__EXERCISE PROMPT__: Filter the lines below, copying only those with the string "values".

★ ★ ★ ★

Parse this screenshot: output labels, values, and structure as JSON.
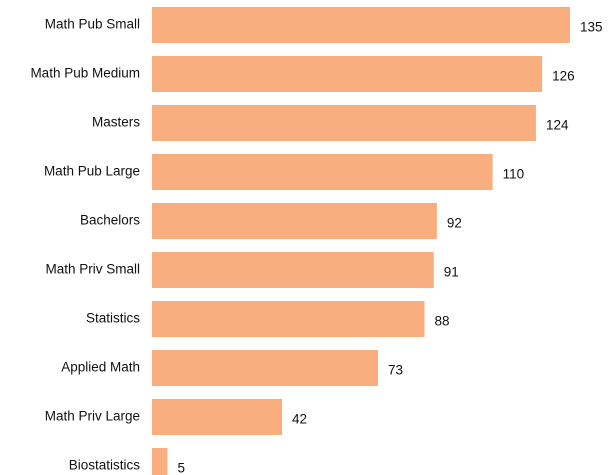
{
  "chart_data": {
    "type": "bar",
    "orientation": "horizontal",
    "categories": [
      "Math Pub Small",
      "Math Pub Medium",
      "Masters",
      "Math Pub Large",
      "Bachelors",
      "Math Priv Small",
      "Statistics",
      "Applied Math",
      "Math Priv Large",
      "Biostatistics"
    ],
    "values": [
      135,
      126,
      124,
      110,
      92,
      91,
      88,
      73,
      42,
      5
    ],
    "data_labels": [
      "135",
      "126",
      "124",
      "110",
      "92",
      "91",
      "88",
      "73",
      "42",
      "5"
    ],
    "title": "",
    "xlabel": "",
    "ylabel": "",
    "xlim": [
      0,
      135
    ],
    "grid": false,
    "legend": "none",
    "colors": {
      "bar": "#F8AE7E",
      "text": "#111111",
      "background": "#FFFFFF"
    }
  }
}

★ ★ ★ ★

__SOLUTION__:
Parse this screenshot: output labels, values, and structure as JSON.
    "values": [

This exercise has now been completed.